• _Activity_: Report the number of lines of the listing below containing the string "majors", with nothing added.

────────────────────────────────────────

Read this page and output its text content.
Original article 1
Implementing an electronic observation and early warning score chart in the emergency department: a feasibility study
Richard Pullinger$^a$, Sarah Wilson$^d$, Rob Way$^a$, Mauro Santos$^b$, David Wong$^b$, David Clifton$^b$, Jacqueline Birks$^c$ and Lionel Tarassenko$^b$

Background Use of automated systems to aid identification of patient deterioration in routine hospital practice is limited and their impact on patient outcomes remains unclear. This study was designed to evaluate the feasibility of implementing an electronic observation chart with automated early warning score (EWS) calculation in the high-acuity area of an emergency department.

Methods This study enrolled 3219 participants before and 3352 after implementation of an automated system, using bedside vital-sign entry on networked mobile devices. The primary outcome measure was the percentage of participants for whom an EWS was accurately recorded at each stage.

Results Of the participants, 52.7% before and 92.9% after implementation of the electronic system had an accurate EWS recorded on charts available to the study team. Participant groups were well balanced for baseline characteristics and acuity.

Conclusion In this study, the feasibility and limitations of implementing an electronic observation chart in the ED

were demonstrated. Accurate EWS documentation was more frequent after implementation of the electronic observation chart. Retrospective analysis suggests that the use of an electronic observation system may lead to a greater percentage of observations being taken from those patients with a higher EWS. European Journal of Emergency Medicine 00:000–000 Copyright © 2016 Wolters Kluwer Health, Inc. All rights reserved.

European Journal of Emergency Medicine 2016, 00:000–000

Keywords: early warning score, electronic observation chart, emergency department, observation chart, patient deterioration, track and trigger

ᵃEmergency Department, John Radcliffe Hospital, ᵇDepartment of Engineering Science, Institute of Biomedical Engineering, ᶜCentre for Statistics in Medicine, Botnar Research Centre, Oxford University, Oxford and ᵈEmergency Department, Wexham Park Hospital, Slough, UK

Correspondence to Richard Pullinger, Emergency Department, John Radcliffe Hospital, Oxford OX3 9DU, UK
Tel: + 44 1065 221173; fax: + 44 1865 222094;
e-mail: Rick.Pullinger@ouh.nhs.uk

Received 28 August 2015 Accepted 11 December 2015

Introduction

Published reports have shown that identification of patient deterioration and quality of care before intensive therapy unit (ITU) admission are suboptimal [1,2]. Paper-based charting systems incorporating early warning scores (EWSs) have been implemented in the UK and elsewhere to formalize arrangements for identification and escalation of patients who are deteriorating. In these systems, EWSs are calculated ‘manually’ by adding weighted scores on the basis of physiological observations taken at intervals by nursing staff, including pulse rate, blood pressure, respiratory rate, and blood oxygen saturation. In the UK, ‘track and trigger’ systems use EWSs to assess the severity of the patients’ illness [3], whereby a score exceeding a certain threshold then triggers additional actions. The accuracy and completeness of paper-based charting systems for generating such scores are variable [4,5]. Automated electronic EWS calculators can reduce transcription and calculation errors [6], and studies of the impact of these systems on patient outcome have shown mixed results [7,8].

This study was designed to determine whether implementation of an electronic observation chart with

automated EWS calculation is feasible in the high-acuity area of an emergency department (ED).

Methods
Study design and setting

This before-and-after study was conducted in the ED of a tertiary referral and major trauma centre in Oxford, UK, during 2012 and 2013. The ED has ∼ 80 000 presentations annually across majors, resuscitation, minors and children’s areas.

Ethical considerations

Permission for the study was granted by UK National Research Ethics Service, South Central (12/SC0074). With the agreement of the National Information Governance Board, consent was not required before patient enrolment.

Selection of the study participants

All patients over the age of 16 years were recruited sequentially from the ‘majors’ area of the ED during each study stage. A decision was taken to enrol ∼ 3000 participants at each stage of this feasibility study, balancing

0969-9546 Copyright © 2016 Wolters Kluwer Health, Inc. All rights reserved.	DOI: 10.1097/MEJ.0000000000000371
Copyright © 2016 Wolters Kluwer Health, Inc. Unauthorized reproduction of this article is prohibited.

────────────────────────────────────────

• _Task result_: 2